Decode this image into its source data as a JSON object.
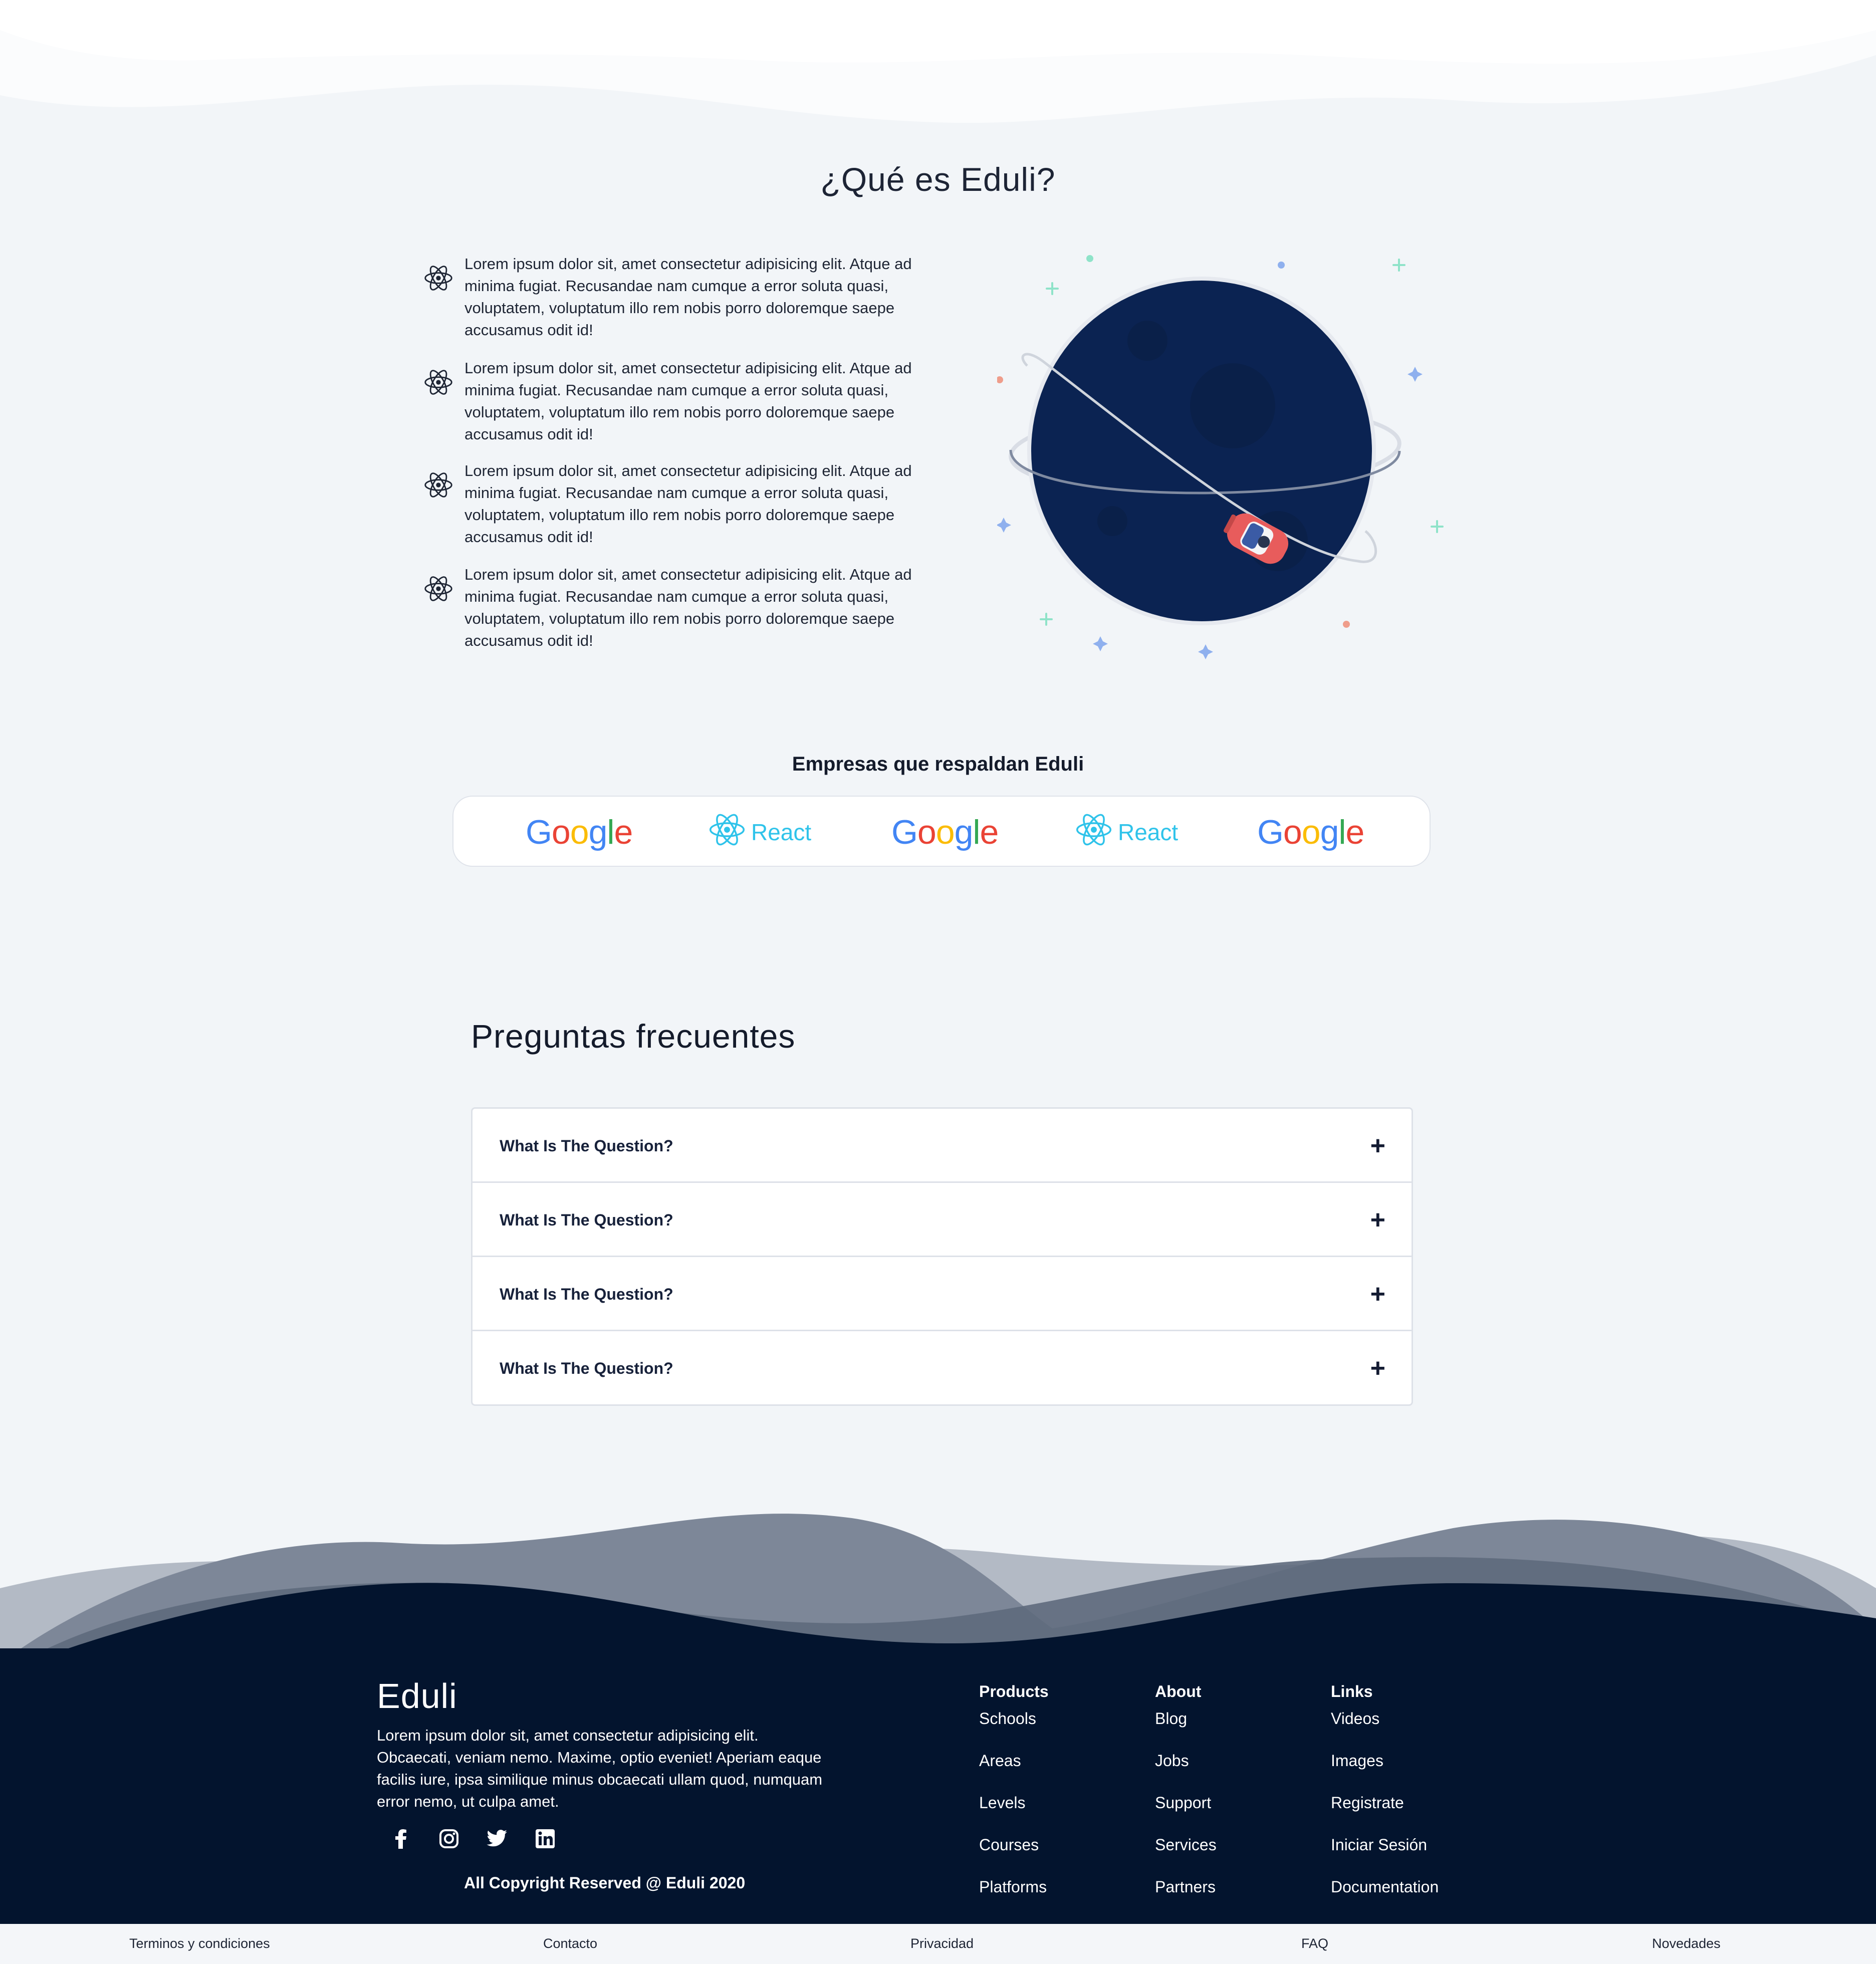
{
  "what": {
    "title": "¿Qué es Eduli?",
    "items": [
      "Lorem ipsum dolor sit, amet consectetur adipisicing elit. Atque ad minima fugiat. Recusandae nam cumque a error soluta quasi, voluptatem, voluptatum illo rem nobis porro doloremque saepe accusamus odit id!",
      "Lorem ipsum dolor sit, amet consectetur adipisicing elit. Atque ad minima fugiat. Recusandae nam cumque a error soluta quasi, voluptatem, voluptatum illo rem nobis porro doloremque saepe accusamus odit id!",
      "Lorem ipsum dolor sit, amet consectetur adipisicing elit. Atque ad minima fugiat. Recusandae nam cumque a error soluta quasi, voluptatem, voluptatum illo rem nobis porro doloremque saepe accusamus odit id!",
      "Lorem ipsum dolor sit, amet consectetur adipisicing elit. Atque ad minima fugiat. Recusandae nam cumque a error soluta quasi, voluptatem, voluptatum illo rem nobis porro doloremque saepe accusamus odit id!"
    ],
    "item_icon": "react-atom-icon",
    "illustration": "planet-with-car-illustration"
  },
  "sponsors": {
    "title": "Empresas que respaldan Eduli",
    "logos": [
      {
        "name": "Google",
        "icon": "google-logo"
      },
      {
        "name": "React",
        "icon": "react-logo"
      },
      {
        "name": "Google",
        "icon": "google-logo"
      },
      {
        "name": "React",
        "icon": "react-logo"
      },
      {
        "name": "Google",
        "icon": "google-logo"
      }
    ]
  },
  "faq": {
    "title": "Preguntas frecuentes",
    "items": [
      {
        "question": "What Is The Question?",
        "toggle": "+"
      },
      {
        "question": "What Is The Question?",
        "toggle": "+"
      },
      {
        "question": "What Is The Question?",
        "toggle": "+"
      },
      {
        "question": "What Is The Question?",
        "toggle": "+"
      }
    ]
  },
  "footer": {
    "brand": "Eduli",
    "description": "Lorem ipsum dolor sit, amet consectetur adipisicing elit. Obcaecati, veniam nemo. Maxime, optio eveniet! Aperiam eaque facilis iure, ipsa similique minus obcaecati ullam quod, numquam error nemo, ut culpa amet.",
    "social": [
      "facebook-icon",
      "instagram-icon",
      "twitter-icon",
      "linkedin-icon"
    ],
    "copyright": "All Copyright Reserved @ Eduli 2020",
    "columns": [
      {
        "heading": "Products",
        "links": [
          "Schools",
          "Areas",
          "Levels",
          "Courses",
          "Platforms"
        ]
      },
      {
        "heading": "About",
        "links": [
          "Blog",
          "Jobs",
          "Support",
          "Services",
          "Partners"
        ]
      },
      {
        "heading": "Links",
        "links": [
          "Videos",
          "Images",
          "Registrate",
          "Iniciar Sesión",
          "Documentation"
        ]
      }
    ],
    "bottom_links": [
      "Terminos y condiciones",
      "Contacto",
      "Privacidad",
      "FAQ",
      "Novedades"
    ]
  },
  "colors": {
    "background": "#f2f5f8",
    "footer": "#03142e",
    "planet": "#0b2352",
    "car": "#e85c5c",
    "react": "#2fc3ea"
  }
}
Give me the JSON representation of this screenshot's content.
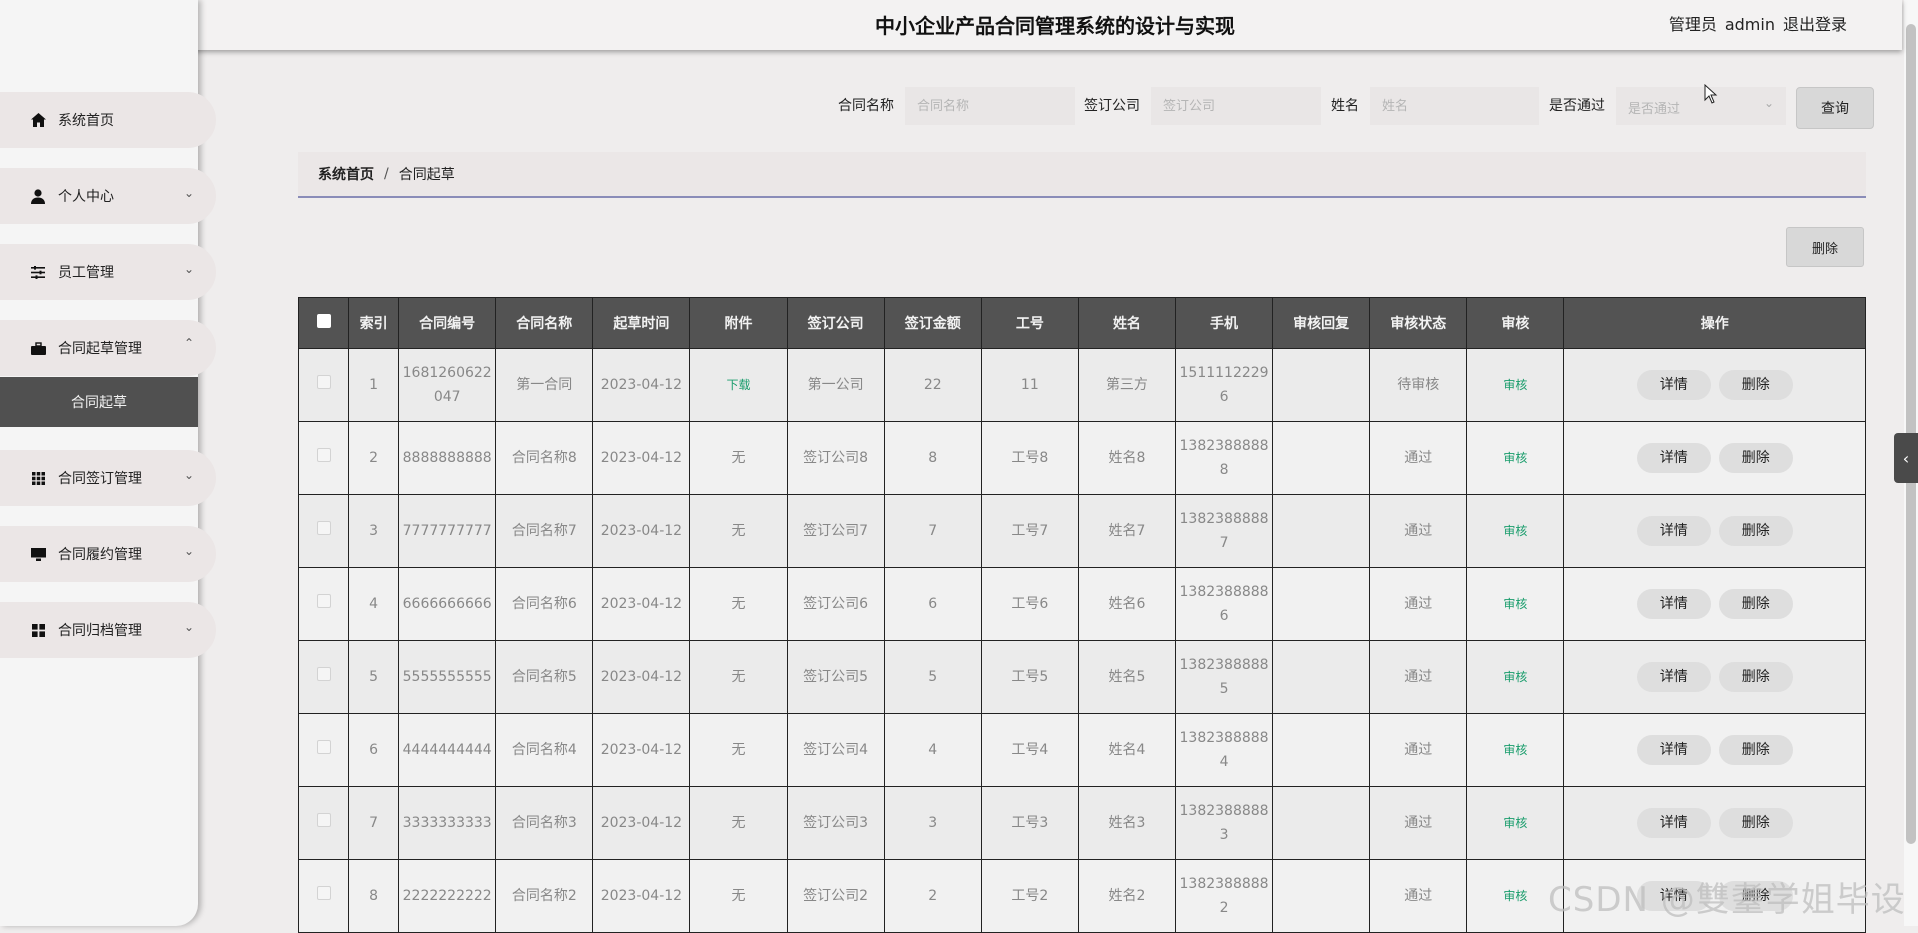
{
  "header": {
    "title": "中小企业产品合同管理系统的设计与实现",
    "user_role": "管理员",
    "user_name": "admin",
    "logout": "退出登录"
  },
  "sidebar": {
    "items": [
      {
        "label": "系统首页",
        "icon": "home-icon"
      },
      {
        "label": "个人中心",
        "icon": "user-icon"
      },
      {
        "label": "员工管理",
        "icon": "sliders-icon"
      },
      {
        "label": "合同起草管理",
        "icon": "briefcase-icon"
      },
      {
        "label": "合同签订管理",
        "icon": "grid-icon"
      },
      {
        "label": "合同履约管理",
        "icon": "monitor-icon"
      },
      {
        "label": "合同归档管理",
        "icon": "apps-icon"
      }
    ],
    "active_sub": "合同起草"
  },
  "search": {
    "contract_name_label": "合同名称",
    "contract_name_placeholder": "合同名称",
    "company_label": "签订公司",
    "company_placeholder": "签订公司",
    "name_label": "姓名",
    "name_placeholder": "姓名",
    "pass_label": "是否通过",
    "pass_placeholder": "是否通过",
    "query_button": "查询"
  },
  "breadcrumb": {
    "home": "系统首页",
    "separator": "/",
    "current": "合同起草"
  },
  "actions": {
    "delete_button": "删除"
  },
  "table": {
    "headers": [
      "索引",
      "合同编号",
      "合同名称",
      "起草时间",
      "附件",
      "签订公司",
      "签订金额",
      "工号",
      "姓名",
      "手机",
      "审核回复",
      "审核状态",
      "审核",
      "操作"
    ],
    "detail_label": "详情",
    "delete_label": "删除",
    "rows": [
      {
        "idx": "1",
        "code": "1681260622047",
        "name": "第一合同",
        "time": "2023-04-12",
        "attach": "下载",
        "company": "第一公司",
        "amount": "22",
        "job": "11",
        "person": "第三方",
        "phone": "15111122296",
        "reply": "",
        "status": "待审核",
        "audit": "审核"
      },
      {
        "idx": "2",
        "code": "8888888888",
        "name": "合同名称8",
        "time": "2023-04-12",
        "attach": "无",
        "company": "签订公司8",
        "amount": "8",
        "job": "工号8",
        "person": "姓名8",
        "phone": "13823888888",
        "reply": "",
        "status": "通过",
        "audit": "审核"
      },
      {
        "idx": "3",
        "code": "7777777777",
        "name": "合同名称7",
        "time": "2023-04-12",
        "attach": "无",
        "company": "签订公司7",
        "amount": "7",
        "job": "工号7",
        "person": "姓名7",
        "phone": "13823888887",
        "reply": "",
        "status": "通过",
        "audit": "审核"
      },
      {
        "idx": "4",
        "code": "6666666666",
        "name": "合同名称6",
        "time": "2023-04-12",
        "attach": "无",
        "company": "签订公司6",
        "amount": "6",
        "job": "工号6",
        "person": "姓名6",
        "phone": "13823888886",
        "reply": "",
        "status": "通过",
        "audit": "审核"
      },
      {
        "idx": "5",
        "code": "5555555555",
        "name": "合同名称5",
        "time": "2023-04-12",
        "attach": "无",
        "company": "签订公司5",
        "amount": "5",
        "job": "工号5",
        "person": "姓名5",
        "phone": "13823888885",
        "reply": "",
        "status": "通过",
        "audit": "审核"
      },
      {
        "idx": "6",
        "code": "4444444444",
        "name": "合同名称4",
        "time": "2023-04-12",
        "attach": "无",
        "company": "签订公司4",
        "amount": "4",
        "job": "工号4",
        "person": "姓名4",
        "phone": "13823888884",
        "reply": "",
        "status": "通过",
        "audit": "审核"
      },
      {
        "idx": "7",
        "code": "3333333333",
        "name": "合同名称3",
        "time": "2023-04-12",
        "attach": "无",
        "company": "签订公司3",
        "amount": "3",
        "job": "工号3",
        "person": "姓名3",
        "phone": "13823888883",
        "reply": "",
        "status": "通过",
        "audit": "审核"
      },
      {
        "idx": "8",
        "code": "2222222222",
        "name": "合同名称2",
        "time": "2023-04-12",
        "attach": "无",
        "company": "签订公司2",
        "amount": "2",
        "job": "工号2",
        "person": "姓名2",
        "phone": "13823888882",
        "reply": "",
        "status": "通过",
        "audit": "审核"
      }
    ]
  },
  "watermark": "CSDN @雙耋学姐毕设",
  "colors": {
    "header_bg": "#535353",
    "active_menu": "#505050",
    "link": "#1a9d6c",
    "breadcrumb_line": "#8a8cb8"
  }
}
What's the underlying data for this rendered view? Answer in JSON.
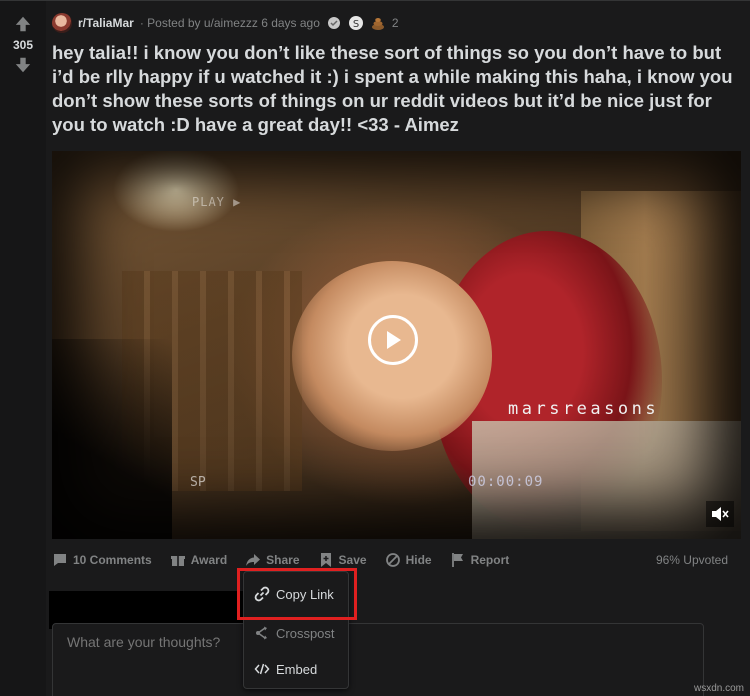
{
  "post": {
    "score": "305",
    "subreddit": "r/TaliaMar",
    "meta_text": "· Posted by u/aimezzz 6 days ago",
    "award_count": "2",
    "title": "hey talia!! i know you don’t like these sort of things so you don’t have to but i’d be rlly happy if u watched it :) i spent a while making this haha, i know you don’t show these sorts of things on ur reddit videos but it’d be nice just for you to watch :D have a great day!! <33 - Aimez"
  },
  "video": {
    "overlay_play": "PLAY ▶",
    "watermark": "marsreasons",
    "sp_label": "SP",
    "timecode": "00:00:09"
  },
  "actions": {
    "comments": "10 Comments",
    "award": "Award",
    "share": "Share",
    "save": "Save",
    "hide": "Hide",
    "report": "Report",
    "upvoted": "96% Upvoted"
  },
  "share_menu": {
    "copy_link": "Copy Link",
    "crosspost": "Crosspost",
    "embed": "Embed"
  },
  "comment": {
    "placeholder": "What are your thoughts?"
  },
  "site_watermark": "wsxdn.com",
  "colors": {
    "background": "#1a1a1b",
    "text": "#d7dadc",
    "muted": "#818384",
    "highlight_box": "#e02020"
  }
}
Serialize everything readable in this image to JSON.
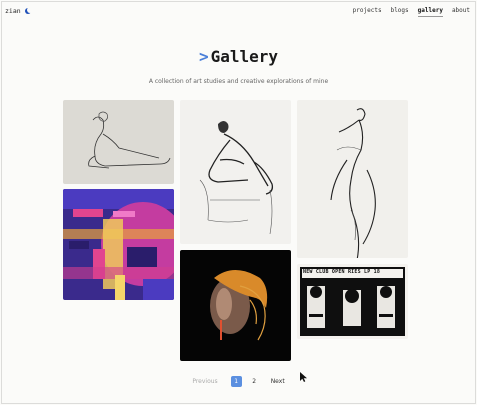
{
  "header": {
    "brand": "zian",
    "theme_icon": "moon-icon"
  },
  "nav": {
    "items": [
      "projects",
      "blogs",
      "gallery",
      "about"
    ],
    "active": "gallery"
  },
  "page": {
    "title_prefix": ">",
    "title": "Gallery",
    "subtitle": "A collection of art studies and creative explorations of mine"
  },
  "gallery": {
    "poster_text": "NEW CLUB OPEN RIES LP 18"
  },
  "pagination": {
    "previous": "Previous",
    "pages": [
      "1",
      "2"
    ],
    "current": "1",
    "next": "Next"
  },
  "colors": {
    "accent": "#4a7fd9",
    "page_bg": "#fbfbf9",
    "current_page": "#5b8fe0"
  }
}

▶ GOAL: With pictures left out, repeat exactly the lines from the line bearing "Serialize everything readable" through the final line of the records above.

▶ THE OUTPUT:
Serialize everything readable in this image to JSON.
{
  "header": {
    "brand": "zian",
    "theme_icon": "moon-icon"
  },
  "nav": {
    "items": [
      "projects",
      "blogs",
      "gallery",
      "about"
    ],
    "active": "gallery"
  },
  "page": {
    "title_prefix": ">",
    "title": "Gallery",
    "subtitle": "A collection of art studies and creative explorations of mine"
  },
  "gallery": {
    "poster_text": "NEW CLUB OPEN RIES LP 18"
  },
  "pagination": {
    "previous": "Previous",
    "pages": [
      "1",
      "2"
    ],
    "current": "1",
    "next": "Next"
  },
  "colors": {
    "accent": "#4a7fd9",
    "page_bg": "#fbfbf9",
    "current_page": "#5b8fe0"
  }
}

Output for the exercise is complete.